--- TASK TO CARRY OUT ---
Skip the pictures and repeat each line of the data exactly.

--- AVAILABLE RECORDS ---
╔══
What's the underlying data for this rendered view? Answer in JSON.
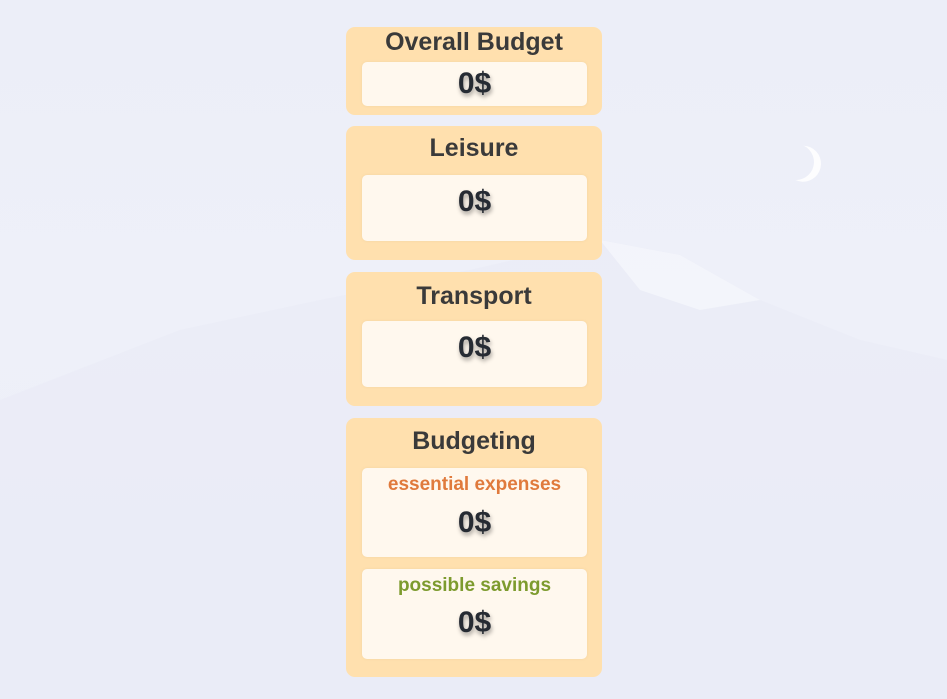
{
  "overall": {
    "title": "Overall Budget",
    "amount": "0$"
  },
  "leisure": {
    "title": "Leisure",
    "amount": "0$"
  },
  "transport": {
    "title": "Transport",
    "amount": "0$"
  },
  "budgeting": {
    "title": "Budgeting",
    "essential": {
      "label": "essential expenses",
      "amount": "0$",
      "color": "#e07a3c"
    },
    "savings": {
      "label": "possible savings",
      "amount": "0$",
      "color": "#7d9b2e"
    }
  },
  "colors": {
    "card_bg": "#ffe0ae",
    "inner_bg": "#fff8ee",
    "page_bg": "#eceef8"
  }
}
╚══
--- SOLUTION FOR THIS PROBLEM ---
What's the underlying data for this rendered view? Answer in JSON.
{
  "overall": {
    "title": "Overall Budget",
    "amount": "0$"
  },
  "leisure": {
    "title": "Leisure",
    "amount": "0$"
  },
  "transport": {
    "title": "Transport",
    "amount": "0$"
  },
  "budgeting": {
    "title": "Budgeting",
    "essential": {
      "label": "essential expenses",
      "amount": "0$",
      "color": "#e07a3c"
    },
    "savings": {
      "label": "possible savings",
      "amount": "0$",
      "color": "#7d9b2e"
    }
  },
  "colors": {
    "card_bg": "#ffe0ae",
    "inner_bg": "#fff8ee",
    "page_bg": "#eceef8"
  }
}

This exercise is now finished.